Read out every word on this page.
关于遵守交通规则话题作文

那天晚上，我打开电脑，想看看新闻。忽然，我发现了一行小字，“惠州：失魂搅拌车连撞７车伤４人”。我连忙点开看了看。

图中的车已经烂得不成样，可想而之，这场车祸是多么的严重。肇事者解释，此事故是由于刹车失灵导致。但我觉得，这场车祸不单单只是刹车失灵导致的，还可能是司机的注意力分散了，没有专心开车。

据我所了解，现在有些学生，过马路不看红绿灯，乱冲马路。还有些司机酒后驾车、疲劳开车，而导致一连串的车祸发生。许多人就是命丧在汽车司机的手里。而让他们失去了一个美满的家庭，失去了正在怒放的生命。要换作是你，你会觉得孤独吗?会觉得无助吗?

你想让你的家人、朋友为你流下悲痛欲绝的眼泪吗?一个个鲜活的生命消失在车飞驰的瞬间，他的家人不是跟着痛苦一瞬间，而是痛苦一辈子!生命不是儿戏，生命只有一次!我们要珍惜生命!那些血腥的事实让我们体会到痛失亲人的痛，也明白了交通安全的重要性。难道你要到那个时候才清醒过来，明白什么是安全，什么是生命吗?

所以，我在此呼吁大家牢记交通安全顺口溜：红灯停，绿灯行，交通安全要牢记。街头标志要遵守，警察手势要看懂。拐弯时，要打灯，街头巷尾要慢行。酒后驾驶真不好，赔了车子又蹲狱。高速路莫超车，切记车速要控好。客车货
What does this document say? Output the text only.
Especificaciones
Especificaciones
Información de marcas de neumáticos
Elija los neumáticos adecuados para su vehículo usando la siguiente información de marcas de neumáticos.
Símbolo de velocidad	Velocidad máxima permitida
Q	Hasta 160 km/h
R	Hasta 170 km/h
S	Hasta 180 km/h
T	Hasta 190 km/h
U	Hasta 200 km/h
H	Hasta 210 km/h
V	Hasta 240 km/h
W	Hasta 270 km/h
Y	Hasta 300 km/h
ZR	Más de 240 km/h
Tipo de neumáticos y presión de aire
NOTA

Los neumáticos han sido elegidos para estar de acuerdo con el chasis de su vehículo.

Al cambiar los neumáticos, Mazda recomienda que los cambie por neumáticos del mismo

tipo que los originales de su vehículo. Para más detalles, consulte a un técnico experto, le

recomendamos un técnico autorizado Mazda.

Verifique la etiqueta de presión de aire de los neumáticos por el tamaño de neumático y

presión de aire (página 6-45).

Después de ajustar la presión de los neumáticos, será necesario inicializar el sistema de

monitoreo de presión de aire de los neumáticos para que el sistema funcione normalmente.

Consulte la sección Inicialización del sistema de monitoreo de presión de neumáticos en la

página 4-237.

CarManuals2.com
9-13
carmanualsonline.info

**********

**PROBLEM TO WORK ON**
Find each line with the string "monitoreo" and copy it out.

**SOLUTION BELOW**
monitoreo de presión de aire de los neumáticos para que el sistema funcione normalmente.
Consulte la sección Inicialización del sistema de monitoreo de presión de neumáticos en la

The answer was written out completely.